▸ Exercise directions
Go through the data below. List every line that holds the word "Nasseur".

= = = =

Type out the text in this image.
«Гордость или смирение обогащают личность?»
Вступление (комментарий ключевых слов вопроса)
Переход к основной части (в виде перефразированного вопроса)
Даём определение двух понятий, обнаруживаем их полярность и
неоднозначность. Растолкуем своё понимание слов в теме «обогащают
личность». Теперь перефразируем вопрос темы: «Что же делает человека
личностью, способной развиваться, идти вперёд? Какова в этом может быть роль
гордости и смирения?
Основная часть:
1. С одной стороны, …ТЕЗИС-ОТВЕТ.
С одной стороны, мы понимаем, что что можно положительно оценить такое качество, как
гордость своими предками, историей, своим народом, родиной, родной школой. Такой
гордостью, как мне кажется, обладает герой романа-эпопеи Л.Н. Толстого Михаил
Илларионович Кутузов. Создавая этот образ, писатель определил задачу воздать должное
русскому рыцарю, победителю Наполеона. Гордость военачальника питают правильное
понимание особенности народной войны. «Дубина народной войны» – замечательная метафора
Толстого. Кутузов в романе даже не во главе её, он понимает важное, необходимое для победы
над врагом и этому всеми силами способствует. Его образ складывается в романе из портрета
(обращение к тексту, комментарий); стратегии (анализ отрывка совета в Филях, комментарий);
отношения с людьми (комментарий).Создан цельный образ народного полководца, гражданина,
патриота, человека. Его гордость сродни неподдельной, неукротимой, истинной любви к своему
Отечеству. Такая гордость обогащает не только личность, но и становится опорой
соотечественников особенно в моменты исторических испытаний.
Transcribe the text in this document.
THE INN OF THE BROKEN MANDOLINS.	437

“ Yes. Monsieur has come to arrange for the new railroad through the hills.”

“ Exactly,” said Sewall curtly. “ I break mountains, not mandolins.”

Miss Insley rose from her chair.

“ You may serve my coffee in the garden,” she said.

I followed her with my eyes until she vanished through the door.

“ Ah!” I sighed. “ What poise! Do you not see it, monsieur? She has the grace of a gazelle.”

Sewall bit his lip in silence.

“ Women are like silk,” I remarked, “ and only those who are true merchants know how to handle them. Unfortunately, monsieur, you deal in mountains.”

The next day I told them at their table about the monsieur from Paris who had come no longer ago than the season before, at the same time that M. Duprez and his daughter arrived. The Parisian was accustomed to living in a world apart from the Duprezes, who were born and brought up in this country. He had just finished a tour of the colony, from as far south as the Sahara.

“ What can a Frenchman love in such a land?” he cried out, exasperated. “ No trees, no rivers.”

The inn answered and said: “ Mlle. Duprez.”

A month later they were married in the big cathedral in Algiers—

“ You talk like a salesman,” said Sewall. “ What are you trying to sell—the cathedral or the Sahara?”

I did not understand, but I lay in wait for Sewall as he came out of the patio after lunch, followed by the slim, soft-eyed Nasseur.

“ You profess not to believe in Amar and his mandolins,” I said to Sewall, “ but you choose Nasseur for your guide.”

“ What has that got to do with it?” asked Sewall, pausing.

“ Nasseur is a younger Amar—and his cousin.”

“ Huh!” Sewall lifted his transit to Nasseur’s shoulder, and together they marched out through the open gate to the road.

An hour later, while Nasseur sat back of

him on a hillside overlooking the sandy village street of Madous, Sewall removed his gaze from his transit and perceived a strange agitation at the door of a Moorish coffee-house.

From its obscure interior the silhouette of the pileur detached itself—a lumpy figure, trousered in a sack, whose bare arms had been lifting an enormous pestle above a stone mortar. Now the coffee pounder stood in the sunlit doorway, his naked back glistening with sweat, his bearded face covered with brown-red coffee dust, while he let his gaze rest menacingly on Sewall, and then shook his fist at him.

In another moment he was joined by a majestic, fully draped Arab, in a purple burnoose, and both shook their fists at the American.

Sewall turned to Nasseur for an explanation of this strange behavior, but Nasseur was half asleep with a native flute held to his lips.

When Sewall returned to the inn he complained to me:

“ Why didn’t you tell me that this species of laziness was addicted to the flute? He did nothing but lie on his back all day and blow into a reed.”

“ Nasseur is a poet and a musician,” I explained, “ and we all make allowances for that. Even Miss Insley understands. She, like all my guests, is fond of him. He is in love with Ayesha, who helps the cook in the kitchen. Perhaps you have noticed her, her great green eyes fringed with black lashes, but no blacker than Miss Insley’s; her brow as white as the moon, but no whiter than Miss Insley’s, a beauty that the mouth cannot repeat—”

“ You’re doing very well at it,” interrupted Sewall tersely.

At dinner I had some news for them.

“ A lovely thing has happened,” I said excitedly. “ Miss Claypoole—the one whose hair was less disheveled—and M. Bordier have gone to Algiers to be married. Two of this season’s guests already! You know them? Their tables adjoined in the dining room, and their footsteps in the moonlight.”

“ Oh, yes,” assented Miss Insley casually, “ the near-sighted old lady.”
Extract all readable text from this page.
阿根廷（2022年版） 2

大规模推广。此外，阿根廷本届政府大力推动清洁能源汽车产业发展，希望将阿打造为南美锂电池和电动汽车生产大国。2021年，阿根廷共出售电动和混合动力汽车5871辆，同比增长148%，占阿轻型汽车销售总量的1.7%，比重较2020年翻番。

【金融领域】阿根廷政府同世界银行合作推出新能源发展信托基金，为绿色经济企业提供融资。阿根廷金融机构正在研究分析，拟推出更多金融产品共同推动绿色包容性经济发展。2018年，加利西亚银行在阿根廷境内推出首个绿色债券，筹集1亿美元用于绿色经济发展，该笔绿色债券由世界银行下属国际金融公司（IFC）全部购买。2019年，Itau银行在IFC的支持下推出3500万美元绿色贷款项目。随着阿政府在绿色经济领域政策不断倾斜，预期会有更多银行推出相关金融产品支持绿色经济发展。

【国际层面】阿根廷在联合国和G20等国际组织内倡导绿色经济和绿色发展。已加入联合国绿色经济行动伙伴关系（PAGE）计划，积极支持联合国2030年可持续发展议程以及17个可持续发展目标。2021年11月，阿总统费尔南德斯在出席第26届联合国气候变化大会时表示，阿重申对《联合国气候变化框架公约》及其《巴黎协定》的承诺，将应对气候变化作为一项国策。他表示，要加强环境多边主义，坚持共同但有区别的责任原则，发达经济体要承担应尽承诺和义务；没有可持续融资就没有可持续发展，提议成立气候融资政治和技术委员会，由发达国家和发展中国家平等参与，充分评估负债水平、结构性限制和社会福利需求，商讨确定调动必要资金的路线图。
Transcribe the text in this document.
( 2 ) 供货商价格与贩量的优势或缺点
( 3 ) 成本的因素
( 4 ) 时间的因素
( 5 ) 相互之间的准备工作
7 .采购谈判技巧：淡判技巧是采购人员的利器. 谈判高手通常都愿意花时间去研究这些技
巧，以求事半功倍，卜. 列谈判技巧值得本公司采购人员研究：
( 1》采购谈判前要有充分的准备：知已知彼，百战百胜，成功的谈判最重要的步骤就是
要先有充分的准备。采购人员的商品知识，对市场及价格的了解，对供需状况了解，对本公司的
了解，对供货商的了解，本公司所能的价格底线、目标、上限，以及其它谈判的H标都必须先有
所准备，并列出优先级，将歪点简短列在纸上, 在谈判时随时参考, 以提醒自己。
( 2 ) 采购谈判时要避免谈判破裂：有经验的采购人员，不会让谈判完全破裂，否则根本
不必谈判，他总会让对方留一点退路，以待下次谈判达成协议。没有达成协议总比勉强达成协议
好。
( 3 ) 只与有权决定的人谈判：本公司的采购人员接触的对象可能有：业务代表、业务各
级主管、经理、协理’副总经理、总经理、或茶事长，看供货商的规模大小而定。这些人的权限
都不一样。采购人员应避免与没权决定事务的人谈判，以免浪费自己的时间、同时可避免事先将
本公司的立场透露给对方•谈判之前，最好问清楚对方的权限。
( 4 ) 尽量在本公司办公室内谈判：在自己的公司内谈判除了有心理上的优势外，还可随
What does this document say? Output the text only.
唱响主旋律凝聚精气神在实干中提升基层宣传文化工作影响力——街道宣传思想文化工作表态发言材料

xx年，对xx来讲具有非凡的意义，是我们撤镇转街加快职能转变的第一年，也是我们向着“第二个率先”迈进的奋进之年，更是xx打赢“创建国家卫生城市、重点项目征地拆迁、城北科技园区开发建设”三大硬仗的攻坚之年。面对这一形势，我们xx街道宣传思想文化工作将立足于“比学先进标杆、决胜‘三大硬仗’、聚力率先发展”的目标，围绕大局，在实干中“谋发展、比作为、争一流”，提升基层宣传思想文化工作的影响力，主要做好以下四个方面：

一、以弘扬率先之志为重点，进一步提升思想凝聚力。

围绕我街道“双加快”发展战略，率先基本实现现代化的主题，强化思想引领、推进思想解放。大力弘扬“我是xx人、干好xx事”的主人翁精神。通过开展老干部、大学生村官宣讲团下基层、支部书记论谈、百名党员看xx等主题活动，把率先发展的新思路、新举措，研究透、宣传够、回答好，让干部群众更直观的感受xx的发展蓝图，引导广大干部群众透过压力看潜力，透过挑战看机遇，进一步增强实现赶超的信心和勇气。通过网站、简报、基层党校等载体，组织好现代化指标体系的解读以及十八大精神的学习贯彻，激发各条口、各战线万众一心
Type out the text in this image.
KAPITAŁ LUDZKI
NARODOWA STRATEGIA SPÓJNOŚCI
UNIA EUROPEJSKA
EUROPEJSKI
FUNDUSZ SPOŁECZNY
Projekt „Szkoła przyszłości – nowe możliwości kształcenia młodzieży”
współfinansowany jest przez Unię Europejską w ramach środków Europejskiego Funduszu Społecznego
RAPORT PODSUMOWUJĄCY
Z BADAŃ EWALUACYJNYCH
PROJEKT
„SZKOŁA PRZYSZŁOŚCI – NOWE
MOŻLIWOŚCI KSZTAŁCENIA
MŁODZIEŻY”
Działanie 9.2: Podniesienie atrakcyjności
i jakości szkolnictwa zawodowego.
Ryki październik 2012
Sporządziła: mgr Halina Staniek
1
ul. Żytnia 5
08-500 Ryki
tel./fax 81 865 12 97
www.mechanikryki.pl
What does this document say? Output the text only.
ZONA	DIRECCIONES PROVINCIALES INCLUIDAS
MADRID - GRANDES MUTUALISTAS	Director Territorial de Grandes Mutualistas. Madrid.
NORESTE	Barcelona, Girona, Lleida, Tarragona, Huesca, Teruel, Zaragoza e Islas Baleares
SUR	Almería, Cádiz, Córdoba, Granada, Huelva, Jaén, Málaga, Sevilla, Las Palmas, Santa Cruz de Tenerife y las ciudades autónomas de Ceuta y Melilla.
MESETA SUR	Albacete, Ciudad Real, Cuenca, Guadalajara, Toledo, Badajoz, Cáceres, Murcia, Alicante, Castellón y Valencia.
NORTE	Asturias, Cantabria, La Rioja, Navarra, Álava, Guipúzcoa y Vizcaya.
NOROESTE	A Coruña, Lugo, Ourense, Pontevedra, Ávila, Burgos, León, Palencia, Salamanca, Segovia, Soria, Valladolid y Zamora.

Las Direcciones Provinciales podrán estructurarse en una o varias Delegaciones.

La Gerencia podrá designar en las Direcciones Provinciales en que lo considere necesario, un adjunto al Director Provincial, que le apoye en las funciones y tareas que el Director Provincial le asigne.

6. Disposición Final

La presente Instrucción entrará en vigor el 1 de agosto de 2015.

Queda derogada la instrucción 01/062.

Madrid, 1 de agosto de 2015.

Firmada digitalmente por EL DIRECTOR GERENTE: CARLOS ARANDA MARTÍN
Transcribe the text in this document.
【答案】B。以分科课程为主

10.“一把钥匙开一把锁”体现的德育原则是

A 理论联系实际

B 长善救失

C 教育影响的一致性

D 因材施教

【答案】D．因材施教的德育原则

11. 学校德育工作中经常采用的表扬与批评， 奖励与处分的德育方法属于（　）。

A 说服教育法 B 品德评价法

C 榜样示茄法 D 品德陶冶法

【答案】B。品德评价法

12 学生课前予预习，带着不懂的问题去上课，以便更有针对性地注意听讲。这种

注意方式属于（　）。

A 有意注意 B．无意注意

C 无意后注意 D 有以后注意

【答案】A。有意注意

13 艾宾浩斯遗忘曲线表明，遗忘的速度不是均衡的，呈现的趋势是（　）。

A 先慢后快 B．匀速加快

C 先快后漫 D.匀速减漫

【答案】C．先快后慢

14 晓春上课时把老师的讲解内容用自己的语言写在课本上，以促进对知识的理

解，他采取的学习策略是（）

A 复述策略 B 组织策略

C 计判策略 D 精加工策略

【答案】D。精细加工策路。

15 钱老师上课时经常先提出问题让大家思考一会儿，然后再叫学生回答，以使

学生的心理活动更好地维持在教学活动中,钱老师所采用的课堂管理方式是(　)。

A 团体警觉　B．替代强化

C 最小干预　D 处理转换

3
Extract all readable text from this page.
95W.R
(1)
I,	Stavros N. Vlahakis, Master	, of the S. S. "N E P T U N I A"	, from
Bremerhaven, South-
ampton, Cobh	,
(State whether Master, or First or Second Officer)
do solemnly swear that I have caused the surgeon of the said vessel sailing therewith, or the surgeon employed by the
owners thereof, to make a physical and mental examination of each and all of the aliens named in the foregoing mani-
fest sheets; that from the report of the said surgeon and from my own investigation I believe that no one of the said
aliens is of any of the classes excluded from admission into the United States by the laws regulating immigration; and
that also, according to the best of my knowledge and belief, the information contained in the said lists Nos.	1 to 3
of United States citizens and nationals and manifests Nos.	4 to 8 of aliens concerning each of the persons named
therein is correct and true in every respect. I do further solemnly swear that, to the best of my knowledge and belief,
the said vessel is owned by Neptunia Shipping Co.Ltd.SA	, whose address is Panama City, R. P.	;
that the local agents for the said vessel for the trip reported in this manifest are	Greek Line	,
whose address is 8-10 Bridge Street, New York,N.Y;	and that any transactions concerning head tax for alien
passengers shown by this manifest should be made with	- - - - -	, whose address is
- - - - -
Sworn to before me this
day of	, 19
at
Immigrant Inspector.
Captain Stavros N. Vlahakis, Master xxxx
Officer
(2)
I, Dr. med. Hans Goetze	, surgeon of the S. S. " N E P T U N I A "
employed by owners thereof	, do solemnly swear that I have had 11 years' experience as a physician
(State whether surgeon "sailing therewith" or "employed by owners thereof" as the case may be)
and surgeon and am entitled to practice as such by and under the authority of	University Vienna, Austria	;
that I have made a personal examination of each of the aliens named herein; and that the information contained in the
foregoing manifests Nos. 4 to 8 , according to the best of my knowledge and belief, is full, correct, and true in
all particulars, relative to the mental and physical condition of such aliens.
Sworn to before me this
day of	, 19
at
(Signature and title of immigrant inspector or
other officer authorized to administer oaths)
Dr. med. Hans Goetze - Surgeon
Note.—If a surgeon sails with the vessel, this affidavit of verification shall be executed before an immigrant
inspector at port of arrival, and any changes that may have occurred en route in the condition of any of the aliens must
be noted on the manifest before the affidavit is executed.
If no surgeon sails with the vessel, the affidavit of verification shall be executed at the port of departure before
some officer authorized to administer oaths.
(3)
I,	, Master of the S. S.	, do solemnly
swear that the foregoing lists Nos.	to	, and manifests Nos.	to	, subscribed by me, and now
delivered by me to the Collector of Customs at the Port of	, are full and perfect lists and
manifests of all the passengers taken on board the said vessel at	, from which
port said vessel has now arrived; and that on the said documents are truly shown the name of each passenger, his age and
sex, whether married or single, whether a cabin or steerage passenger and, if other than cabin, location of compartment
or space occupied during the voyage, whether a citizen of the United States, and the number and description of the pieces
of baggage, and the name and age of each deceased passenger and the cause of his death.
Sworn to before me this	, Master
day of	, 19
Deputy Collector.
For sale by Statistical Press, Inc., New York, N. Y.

= = = =

▸ Exercise result
I did not understand, but I lay in wait for Sewall as he came out of the patio after lunch, followed by the slim, soft-eyed Nasseur.
“ You profess not to believe in Amar and his mandolins,” I said to Sewall, “ but you choose Nasseur for your guide.”
“ Nasseur is a younger Amar—and his cousin.”
“ Huh!” Sewall lifted his transit to Nasseur’s shoulder, and together they marched out through the open gate to the road.
An hour later, while Nasseur sat back of
Sewall turned to Nasseur for an explanation of this strange behavior, but Nasseur was half asleep with a native flute held to his lips.
“ Nasseur is a poet and a musician,” I explained, “ and we all make allowances for that. Even Miss Insley understands. She, like all my guests, is fond of him. He is in love with Ayesha, who helps the cook in the kitchen. Perhaps you have noticed her, her great green eyes fringed with black lashes, but no blacker than Miss Insley’s; her brow as white as the moon, but no whiter than Miss Insley’s, a beauty that the mouth cannot repeat—”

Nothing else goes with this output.